[Element and region listings]
::::

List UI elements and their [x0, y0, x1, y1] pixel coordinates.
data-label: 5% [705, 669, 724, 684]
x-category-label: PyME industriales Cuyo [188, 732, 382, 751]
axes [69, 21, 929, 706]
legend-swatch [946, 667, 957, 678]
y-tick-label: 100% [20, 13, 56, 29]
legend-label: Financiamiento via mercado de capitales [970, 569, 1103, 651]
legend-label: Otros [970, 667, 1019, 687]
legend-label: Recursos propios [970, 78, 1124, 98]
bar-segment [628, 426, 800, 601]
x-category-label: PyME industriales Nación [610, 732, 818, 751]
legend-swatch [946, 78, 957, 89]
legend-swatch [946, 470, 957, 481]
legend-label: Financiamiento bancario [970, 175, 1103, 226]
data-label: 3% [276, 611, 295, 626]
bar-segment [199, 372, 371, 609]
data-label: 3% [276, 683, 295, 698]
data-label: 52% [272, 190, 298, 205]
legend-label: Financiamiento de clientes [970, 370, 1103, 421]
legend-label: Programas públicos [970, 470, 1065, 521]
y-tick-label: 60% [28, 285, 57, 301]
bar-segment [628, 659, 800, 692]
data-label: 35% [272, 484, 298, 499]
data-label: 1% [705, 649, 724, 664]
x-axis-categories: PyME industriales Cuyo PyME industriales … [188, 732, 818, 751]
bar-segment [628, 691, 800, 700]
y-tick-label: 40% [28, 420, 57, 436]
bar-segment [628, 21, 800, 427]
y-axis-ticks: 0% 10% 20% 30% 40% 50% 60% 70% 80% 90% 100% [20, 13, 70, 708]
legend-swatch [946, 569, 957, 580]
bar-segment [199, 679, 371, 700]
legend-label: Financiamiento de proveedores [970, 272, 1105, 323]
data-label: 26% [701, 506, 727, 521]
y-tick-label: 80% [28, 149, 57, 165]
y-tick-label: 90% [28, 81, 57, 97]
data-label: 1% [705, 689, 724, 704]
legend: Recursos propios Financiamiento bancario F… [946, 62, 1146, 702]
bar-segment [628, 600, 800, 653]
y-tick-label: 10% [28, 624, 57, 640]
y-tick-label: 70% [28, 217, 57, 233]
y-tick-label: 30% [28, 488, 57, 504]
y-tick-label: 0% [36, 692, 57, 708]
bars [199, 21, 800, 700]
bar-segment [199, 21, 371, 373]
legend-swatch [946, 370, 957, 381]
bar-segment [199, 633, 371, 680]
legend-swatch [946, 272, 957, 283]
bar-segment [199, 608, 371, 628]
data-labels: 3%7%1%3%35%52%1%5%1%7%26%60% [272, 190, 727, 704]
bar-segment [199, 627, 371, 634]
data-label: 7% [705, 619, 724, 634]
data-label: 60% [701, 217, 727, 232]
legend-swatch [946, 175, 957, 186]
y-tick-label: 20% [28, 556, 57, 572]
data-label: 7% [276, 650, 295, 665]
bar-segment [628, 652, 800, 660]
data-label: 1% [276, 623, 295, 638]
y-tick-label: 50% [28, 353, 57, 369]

::::

## What to produce
Reproduce the records without changes, from their first line through the line that contains "legend-swatch [946, 569, 957, 580]", inclusive.

## Solution to this exercise
List UI elements and their [x0, y0, x1, y1] pixel coordinates.
data-label: 5% [705, 669, 724, 684]
x-category-label: PyME industriales Cuyo [188, 732, 382, 751]
axes [69, 21, 929, 706]
legend-swatch [946, 667, 957, 678]
y-tick-label: 100% [20, 13, 56, 29]
legend-label: Financiamiento via mercado de capitales [970, 569, 1103, 651]
legend-label: Otros [970, 667, 1019, 687]
legend-label: Recursos propios [970, 78, 1124, 98]
bar-segment [628, 426, 800, 601]
x-category-label: PyME industriales Nación [610, 732, 818, 751]
legend-swatch [946, 78, 957, 89]
legend-swatch [946, 470, 957, 481]
legend-label: Financiamiento bancario [970, 175, 1103, 226]
data-label: 3% [276, 611, 295, 626]
bar-segment [199, 372, 371, 609]
data-label: 3% [276, 683, 295, 698]
data-label: 52% [272, 190, 298, 205]
legend-label: Financiamiento de clientes [970, 370, 1103, 421]
legend-label: Programas públicos [970, 470, 1065, 521]
y-tick-label: 60% [28, 285, 57, 301]
bar-segment [628, 659, 800, 692]
data-label: 35% [272, 484, 298, 499]
data-label: 1% [705, 649, 724, 664]
x-axis-categories: PyME industriales Cuyo PyME industriales … [188, 732, 818, 751]
bar-segment [628, 691, 800, 700]
y-tick-label: 40% [28, 420, 57, 436]
bar-segment [628, 21, 800, 427]
y-axis-ticks: 0% 10% 20% 30% 40% 50% 60% 70% 80% 90% 100% [20, 13, 70, 708]
legend-swatch [946, 569, 957, 580]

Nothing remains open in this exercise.